**Quoted text:**
= = = = =

- Theatrical release poster
- Directed by: William C. Thomas
- Screenplay by: Daniel Mainwaring Maxwell Shane
- Story by: Daniel Mainwaring
- Produced by: William H. Pine William C. Thomas
- Starring: Phillip Reed Hillary Brooke Robert Lowery Veda Ann Borg Byron Barr Charles Arnt
- Cinematography: Fred Jackman Jr.
- Edited by: Howard A. Smith
- Music by: Darrell Calker
- Production company: Pine-Thomas Productions
- Distributed by: Paramount Pictures
- Release date: May 23, 1947;
- Running time: 60 minutes
- Country: United States
- Language: English

= Big Town (1947 film) =

1947 film by William C. Thomas

Big Town is a 1947 American crime film directed by William C. Thomas and written by Daniel Mainwaring and Maxwell Shane. The film stars Phillip Reed, Hillary Brooke, Robert Lowery, Veda Ann Borg, Byron Barr and Charles Arnt. The first in a series of four films based on the long-running radio program Big Town, it was released on May 23, 1947, by Paramount Pictures.

= = = = =

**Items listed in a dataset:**
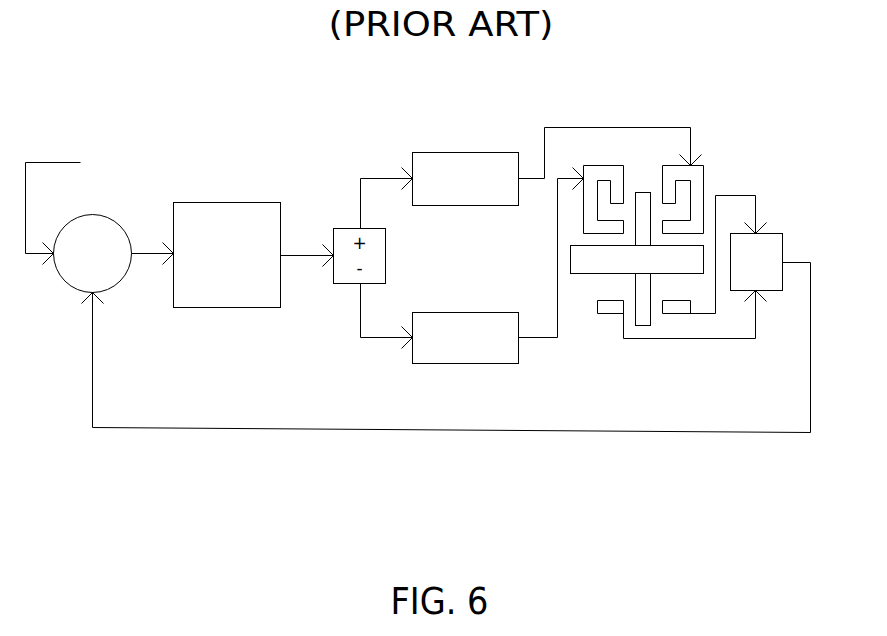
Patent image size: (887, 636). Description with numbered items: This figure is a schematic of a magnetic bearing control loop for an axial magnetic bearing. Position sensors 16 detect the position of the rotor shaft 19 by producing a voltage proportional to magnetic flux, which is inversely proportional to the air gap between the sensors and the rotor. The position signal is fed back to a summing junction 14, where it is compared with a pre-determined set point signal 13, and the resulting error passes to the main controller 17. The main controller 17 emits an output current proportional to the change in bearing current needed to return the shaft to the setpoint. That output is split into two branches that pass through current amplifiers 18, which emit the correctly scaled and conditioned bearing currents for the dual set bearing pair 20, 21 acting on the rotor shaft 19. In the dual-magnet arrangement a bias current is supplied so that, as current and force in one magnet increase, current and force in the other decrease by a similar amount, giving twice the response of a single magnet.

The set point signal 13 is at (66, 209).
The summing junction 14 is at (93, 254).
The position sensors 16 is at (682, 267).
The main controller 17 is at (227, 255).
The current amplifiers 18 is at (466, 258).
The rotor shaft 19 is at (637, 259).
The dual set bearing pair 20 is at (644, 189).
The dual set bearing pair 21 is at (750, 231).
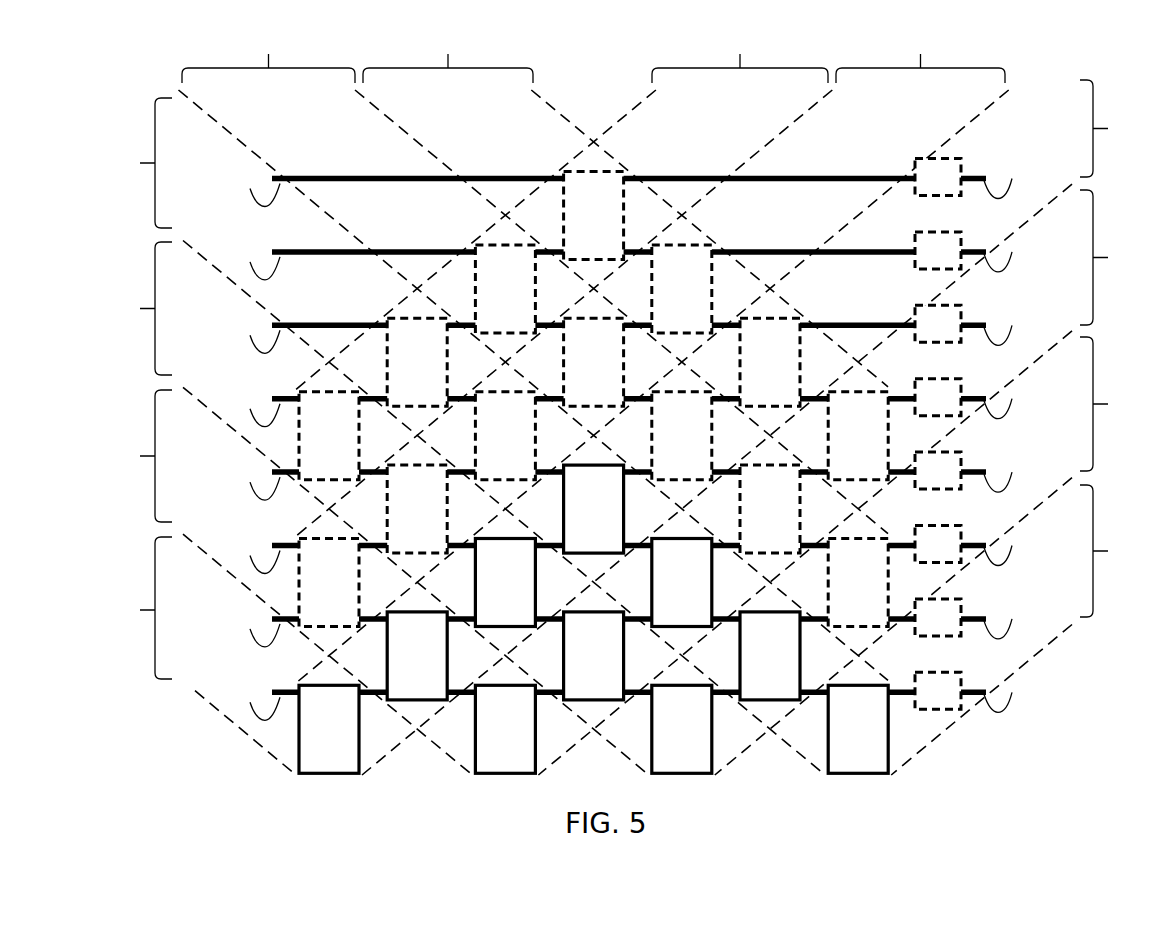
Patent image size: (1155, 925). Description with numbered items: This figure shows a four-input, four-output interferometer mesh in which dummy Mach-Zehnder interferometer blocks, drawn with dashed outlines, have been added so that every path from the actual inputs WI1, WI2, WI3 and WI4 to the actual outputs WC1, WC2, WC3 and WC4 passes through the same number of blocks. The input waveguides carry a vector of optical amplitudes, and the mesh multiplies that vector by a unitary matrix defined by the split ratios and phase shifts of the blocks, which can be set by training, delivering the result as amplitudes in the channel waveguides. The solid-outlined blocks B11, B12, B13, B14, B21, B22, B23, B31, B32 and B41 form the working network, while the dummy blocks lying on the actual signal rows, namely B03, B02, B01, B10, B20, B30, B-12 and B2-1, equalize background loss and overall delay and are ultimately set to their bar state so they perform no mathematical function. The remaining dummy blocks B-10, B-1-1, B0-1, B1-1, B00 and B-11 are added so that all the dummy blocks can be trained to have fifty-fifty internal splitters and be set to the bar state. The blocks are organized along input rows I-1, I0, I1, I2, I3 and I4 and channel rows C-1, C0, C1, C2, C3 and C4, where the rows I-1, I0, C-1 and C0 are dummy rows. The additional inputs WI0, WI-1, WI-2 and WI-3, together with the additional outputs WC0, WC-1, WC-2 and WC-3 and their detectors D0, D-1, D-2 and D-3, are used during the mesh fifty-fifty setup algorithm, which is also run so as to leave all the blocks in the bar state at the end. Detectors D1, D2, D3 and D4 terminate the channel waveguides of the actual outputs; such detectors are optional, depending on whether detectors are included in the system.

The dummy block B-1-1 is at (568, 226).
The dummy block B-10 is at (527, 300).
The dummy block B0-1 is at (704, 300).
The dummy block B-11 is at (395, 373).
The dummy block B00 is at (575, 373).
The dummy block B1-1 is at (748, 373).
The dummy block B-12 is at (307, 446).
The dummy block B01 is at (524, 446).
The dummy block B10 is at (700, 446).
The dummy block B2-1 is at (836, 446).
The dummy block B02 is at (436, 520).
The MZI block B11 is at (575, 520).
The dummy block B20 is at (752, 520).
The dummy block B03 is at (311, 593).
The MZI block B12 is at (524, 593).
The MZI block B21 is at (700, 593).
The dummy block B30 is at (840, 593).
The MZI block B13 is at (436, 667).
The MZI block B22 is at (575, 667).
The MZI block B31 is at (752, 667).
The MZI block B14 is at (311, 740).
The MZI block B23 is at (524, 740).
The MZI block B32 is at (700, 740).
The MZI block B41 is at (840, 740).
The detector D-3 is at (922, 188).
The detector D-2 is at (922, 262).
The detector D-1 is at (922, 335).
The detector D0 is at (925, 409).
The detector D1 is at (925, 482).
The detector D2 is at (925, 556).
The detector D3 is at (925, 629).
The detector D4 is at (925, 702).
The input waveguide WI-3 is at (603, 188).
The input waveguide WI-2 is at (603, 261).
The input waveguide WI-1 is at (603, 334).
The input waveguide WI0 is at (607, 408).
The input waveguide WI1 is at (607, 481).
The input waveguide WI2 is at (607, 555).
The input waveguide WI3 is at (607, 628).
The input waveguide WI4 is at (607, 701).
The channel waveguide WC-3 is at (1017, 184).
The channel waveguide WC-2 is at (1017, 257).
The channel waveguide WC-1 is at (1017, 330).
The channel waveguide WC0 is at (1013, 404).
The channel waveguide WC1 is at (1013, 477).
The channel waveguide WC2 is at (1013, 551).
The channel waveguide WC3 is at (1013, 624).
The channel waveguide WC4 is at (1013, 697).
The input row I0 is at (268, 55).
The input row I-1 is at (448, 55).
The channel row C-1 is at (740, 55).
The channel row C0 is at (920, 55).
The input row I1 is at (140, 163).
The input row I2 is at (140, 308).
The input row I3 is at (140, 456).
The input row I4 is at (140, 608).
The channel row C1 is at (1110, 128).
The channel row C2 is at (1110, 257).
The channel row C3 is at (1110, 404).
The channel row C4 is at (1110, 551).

= = = = =

**What is asked:**
- 1) Quote the Big Town film summary from "1947 film by" through "by Paramount Pictures.", inclusive.
- 2) Print the rows from their first line through the line containing "The dual set bearing pair 21", both ends included. Leave the pictures out.

**Expected answers:**
- 1)
1947 film by William C. Thomas

Big Town is a 1947 American crime film directed by William C. Thomas and written by Daniel Mainwaring and Maxwell Shane. The film stars Phillip Reed, Hillary Brooke, Robert Lowery, Veda Ann Borg, Byron Barr and Charles Arnt. The first in a series of four films based on the long-running radio program Big Town, it was released on May 23, 1947, by Paramount Pictures.

- 2)
Patent image size: (887, 636). Description with numbered items: This figure is a schematic of a magnetic bearing control loop for an axial magnetic bearing. Position sensors 16 detect the position of the rotor shaft 19 by producing a voltage proportional to magnetic flux, which is inversely proportional to the air gap between the sensors and the rotor. The position signal is fed back to a summing junction 14, where it is compared with a pre-determined set point signal 13, and the resulting error passes to the main controller 17. The main controller 17 emits an output current proportional to the change in bearing current needed to return the shaft to the setpoint. That output is split into two branches that pass through current amplifiers 18, which emit the correctly scaled and conditioned bearing currents for the dual set bearing pair 20, 21 acting on the rotor shaft 19. In the dual-magnet arrangement a bias current is supplied so that, as current and force in one magnet increase, current and force in the other decrease by a similar amount, giving twice the response of a single magnet.

The set point signal 13 is at (66, 209).
The summing junction 14 is at (93, 254).
The position sensors 16 is at (682, 267).
The main controller 17 is at (227, 255).
The current amplifiers 18 is at (466, 258).
The rotor shaft 19 is at (637, 259).
The dual set bearing pair 20 is at (644, 189).
The dual set bearing pair 21 is at (750, 231).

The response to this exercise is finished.